Each entry must be reproduced precisely as it stands.

## Begin RECORDS

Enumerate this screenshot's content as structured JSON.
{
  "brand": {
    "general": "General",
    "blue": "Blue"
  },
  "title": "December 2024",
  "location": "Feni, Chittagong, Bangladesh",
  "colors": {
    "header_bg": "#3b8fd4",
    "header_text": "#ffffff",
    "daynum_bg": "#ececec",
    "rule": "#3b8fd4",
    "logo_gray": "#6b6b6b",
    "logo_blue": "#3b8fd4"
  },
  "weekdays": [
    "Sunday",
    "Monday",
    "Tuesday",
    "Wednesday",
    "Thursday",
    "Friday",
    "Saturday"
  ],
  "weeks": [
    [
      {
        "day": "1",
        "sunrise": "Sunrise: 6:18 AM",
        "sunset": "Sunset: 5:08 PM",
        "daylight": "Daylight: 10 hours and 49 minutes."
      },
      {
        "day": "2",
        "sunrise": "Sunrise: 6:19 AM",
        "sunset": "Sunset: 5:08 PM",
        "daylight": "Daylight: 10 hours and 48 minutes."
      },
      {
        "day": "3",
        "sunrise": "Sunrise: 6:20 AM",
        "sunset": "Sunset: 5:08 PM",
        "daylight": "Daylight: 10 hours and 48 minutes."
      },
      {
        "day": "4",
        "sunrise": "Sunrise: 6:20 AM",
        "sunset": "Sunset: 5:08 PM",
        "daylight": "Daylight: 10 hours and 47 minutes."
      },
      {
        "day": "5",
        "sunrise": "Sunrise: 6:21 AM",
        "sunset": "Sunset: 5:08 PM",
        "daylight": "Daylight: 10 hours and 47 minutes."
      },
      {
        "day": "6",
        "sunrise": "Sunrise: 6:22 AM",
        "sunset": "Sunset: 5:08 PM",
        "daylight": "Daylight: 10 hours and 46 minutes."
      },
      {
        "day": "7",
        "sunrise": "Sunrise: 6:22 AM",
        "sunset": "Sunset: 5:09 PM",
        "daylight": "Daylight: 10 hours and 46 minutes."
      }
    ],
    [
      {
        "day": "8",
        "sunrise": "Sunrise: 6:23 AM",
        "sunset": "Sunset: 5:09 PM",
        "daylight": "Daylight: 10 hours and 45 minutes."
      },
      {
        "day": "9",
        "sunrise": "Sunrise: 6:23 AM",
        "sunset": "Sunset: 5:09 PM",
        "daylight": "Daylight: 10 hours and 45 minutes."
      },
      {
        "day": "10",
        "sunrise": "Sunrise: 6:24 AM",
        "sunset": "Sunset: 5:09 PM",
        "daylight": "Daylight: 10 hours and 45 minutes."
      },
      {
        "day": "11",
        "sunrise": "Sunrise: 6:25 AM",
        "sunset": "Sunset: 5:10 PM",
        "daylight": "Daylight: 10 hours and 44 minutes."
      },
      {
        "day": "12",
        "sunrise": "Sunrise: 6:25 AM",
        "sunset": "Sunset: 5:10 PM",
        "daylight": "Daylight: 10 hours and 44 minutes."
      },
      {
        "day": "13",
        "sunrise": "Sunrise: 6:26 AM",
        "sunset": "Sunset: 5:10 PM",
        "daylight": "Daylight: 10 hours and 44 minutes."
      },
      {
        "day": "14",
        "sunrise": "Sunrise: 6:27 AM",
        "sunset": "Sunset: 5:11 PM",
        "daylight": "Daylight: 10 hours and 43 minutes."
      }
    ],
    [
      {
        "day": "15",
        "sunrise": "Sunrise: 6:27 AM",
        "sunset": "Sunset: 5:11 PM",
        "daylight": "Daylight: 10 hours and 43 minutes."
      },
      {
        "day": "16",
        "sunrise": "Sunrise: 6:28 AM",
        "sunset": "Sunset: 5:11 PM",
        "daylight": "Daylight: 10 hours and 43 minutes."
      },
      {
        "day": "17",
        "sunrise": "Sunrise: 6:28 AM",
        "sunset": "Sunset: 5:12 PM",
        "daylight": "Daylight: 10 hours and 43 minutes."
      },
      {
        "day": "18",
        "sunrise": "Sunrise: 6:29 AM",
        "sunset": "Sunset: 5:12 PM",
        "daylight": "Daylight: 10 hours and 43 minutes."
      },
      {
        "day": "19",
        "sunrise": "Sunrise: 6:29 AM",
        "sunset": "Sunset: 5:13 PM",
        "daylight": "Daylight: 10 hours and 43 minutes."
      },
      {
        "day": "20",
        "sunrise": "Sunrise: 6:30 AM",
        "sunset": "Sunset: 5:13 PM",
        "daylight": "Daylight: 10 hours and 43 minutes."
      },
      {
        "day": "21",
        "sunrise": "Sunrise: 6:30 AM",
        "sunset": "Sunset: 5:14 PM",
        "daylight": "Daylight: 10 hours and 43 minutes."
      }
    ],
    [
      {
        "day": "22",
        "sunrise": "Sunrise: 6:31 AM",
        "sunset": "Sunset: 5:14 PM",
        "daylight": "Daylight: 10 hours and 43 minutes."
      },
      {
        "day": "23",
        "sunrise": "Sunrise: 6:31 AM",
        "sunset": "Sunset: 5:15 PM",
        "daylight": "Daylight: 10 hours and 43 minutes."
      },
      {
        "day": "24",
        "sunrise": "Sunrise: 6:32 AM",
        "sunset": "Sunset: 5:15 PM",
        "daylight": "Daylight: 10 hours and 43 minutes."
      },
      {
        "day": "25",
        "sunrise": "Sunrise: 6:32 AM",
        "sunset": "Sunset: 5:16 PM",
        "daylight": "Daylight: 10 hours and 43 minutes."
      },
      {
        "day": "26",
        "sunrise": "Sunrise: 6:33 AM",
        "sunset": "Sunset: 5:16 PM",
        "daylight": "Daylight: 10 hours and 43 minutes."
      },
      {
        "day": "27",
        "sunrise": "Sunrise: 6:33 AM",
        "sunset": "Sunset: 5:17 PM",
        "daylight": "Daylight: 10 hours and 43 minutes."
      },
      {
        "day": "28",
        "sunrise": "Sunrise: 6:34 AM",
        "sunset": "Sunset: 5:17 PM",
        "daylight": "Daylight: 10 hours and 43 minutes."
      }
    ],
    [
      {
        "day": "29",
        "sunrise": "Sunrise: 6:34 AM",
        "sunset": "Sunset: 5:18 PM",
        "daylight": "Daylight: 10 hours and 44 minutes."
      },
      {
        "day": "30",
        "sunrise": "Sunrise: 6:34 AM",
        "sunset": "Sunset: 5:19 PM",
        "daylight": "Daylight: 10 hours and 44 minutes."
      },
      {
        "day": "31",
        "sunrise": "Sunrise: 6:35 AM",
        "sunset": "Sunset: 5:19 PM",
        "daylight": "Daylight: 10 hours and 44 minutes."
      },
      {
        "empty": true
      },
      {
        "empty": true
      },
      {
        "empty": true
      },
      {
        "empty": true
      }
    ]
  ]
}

## End RECORDS

*SOLVED EXERCISE:*
Enumerate this screenshot's content as structured JSON.
{
  "brand": {
    "general": "General",
    "blue": "Blue"
  },
  "title": "December 2024",
  "location": "Feni, Chittagong, Bangladesh",
  "colors": {
    "header_bg": "#3b8fd4",
    "header_text": "#ffffff",
    "daynum_bg": "#ececec",
    "rule": "#3b8fd4",
    "logo_gray": "#6b6b6b",
    "logo_blue": "#3b8fd4"
  },
  "weekdays": [
    "Sunday",
    "Monday",
    "Tuesday",
    "Wednesday",
    "Thursday",
    "Friday",
    "Saturday"
  ],
  "weeks": [
    [
      {
        "day": "1",
        "sunrise": "Sunrise: 6:18 AM",
        "sunset": "Sunset: 5:08 PM",
        "daylight": "Daylight: 10 hours and 49 minutes."
      },
      {
        "day": "2",
        "sunrise": "Sunrise: 6:19 AM",
        "sunset": "Sunset: 5:08 PM",
        "daylight": "Daylight: 10 hours and 48 minutes."
      },
      {
        "day": "3",
        "sunrise": "Sunrise: 6:20 AM",
        "sunset": "Sunset: 5:08 PM",
        "daylight": "Daylight: 10 hours and 48 minutes."
      },
      {
        "day": "4",
        "sunrise": "Sunrise: 6:20 AM",
        "sunset": "Sunset: 5:08 PM",
        "daylight": "Daylight: 10 hours and 47 minutes."
      },
      {
        "day": "5",
        "sunrise": "Sunrise: 6:21 AM",
        "sunset": "Sunset: 5:08 PM",
        "daylight": "Daylight: 10 hours and 47 minutes."
      },
      {
        "day": "6",
        "sunrise": "Sunrise: 6:22 AM",
        "sunset": "Sunset: 5:08 PM",
        "daylight": "Daylight: 10 hours and 46 minutes."
      },
      {
        "day": "7",
        "sunrise": "Sunrise: 6:22 AM",
        "sunset": "Sunset: 5:09 PM",
        "daylight": "Daylight: 10 hours and 46 minutes."
      }
    ],
    [
      {
        "day": "8",
        "sunrise": "Sunrise: 6:23 AM",
        "sunset": "Sunset: 5:09 PM",
        "daylight": "Daylight: 10 hours and 45 minutes."
      },
      {
        "day": "9",
        "sunrise": "Sunrise: 6:23 AM",
        "sunset": "Sunset: 5:09 PM",
        "daylight": "Daylight: 10 hours and 45 minutes."
      },
      {
        "day": "10",
        "sunrise": "Sunrise: 6:24 AM",
        "sunset": "Sunset: 5:09 PM",
        "daylight": "Daylight: 10 hours and 45 minutes."
      },
      {
        "day": "11",
        "sunrise": "Sunrise: 6:25 AM",
        "sunset": "Sunset: 5:10 PM",
        "daylight": "Daylight: 10 hours and 44 minutes."
      },
      {
        "day": "12",
        "sunrise": "Sunrise: 6:25 AM",
        "sunset": "Sunset: 5:10 PM",
        "daylight": "Daylight: 10 hours and 44 minutes."
      },
      {
        "day": "13",
        "sunrise": "Sunrise: 6:26 AM",
        "sunset": "Sunset: 5:10 PM",
        "daylight": "Daylight: 10 hours and 44 minutes."
      },
      {
        "day": "14",
        "sunrise": "Sunrise: 6:27 AM",
        "sunset": "Sunset: 5:11 PM",
        "daylight": "Daylight: 10 hours and 43 minutes."
      }
    ],
    [
      {
        "day": "15",
        "sunrise": "Sunrise: 6:27 AM",
        "sunset": "Sunset: 5:11 PM",
        "daylight": "Daylight: 10 hours and 43 minutes."
      },
      {
        "day": "16",
        "sunrise": "Sunrise: 6:28 AM",
        "sunset": "Sunset: 5:11 PM",
        "daylight": "Daylight: 10 hours and 43 minutes."
      },
      {
        "day": "17",
        "sunrise": "Sunrise: 6:28 AM",
        "sunset": "Sunset: 5:12 PM",
        "daylight": "Daylight: 10 hours and 43 minutes."
      },
      {
        "day": "18",
        "sunrise": "Sunrise: 6:29 AM",
        "sunset": "Sunset: 5:12 PM",
        "daylight": "Daylight: 10 hours and 43 minutes."
      },
      {
        "day": "19",
        "sunrise": "Sunrise: 6:29 AM",
        "sunset": "Sunset: 5:13 PM",
        "daylight": "Daylight: 10 hours and 43 minutes."
      },
      {
        "day": "20",
        "sunrise": "Sunrise: 6:30 AM",
        "sunset": "Sunset: 5:13 PM",
        "daylight": "Daylight: 10 hours and 43 minutes."
      },
      {
        "day": "21",
        "sunrise": "Sunrise: 6:30 AM",
        "sunset": "Sunset: 5:14 PM",
        "daylight": "Daylight: 10 hours and 43 minutes."
      }
    ],
    [
      {
        "day": "22",
        "sunrise": "Sunrise: 6:31 AM",
        "sunset": "Sunset: 5:14 PM",
        "daylight": "Daylight: 10 hours and 43 minutes."
      },
      {
        "day": "23",
        "sunrise": "Sunrise: 6:31 AM",
        "sunset": "Sunset: 5:15 PM",
        "daylight": "Daylight: 10 hours and 43 minutes."
      },
      {
        "day": "24",
        "sunrise": "Sunrise: 6:32 AM",
        "sunset": "Sunset: 5:15 PM",
        "daylight": "Daylight: 10 hours and 43 minutes."
      },
      {
        "day": "25",
        "sunrise": "Sunrise: 6:32 AM",
        "sunset": "Sunset: 5:16 PM",
        "daylight": "Daylight: 10 hours and 43 minutes."
      },
      {
        "day": "26",
        "sunrise": "Sunrise: 6:33 AM",
        "sunset": "Sunset: 5:16 PM",
        "daylight": "Daylight: 10 hours and 43 minutes."
      },
      {
        "day": "27",
        "sunrise": "Sunrise: 6:33 AM",
        "sunset": "Sunset: 5:17 PM",
        "daylight": "Daylight: 10 hours and 43 minutes."
      },
      {
        "day": "28",
        "sunrise": "Sunrise: 6:34 AM",
        "sunset": "Sunset: 5:17 PM",
        "daylight": "Daylight: 10 hours and 43 minutes."
      }
    ],
    [
      {
        "day": "29",
        "sunrise": "Sunrise: 6:34 AM",
        "sunset": "Sunset: 5:18 PM",
        "daylight": "Daylight: 10 hours and 44 minutes."
      },
      {
        "day": "30",
        "sunrise": "Sunrise: 6:34 AM",
        "sunset": "Sunset: 5:19 PM",
        "daylight": "Daylight: 10 hours and 44 minutes."
      },
      {
        "day": "31",
        "sunrise": "Sunrise: 6:35 AM",
        "sunset": "Sunset: 5:19 PM",
        "daylight": "Daylight: 10 hours and 44 minutes."
      },
      {
        "empty": true
      },
      {
        "empty": true
      },
      {
        "empty": true
      },
      {
        "empty": true
      }
    ]
  ]
}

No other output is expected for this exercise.